→ Given task:
Can you transcribe every line exactly and leave the pictures behind?

→ Extracted data entries:

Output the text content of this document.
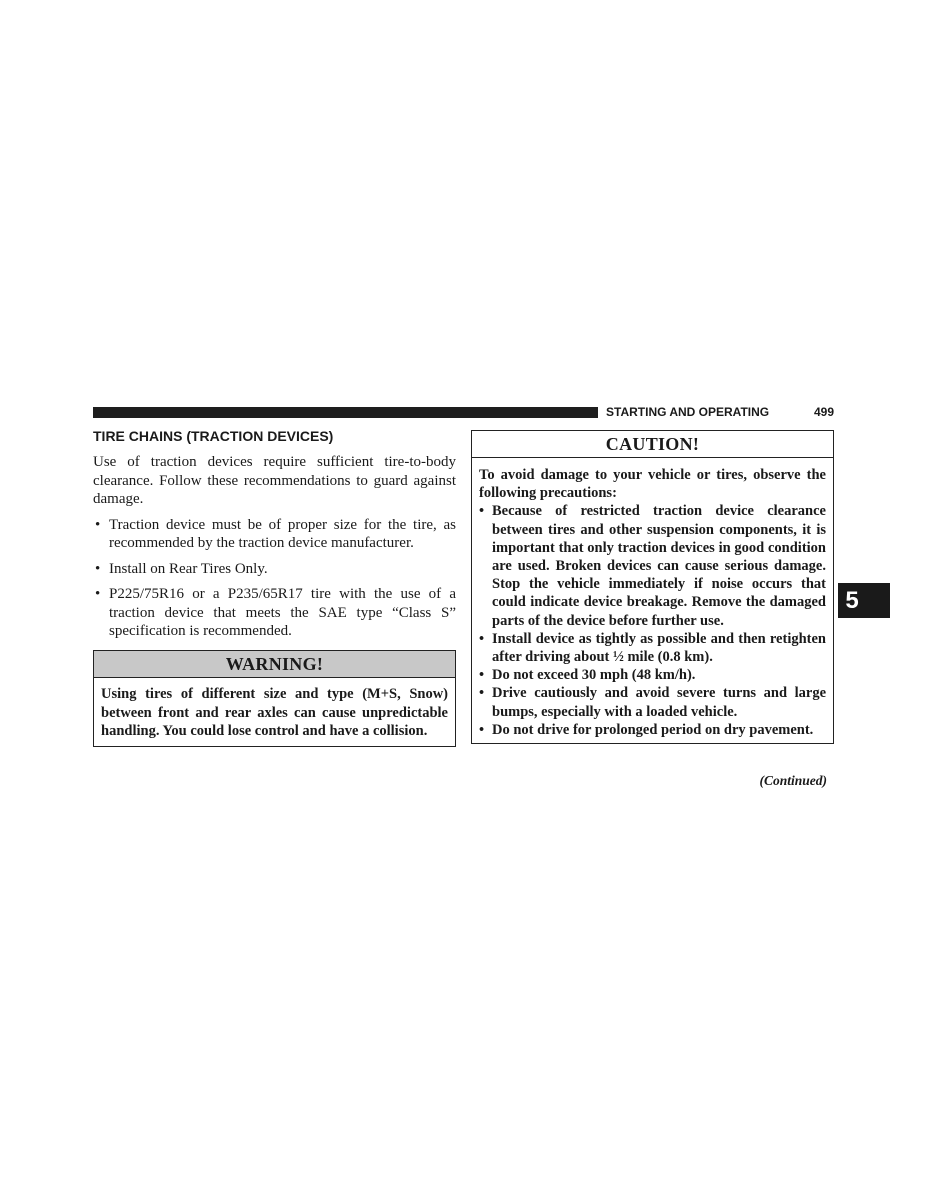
STARTING AND OPERATING	499
5
TIRE CHAINS (TRACTION DEVICES)

Use of traction devices require sufficient tire-to-body clearance. Follow these recommendations to guard against damage.

• Traction device must be of proper size for the tire, as recommended by the traction device manufacturer.
• Install on Rear Tires Only.
• P225/75R16 or a P235/65R17 tire with the use of a traction device that meets the SAE type “Class S” specification is recommended.
WARNING!
Using tires of different size and type (M+S, Snow) between front and rear axles can cause unpredictable handling. You could lose control and have a collision.
CAUTION!

To avoid damage to your vehicle or tires, observe the following precautions:

• Because of restricted traction device clearance between tires and other suspension components, it is important that only traction devices in good condition are used. Broken devices can cause serious damage. Stop the vehicle immediately if noise occurs that could indicate device breakage. Remove the damaged parts of the device before further use.
• Install device as tightly as possible and then retighten after driving about ½ mile (0.8 km).
• Do not exceed 30 mph (48 km/h).
• Drive cautiously and avoid severe turns and large bumps, especially with a loaded vehicle.
• Do not drive for prolonged period on dry pavement.
(Continued)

→ Output of the task:
Output the text content of this document.
STARTING AND OPERATING	499
5
TIRE CHAINS (TRACTION DEVICES)

Use of traction devices require sufficient tire-to-body clearance. Follow these recommendations to guard against damage.

• Traction device must be of proper size for the tire, as recommended by the traction device manufacturer.
• Install on Rear Tires Only.
• P225/75R16 or a P235/65R17 tire with the use of a traction device that meets the SAE type “Class S” specification is recommended.
WARNING!
Using tires of different size and type (M+S, Snow) between front and rear axles can cause unpredictable handling. You could lose control and have a collision.
CAUTION!

To avoid damage to your vehicle or tires, observe the following precautions:

• Because of restricted traction device clearance between tires and other suspension components, it is important that only traction devices in good condition are used. Broken devices can cause serious damage. Stop the vehicle immediately if noise occurs that could indicate device breakage. Remove the damaged parts of the device before further use.
• Install device as tightly as possible and then retighten after driving about ½ mile (0.8 km).
• Do not exceed 30 mph (48 km/h).
• Drive cautiously and avoid severe turns and large bumps, especially with a loaded vehicle.
• Do not drive for prolonged period on dry pavement.
(Continued)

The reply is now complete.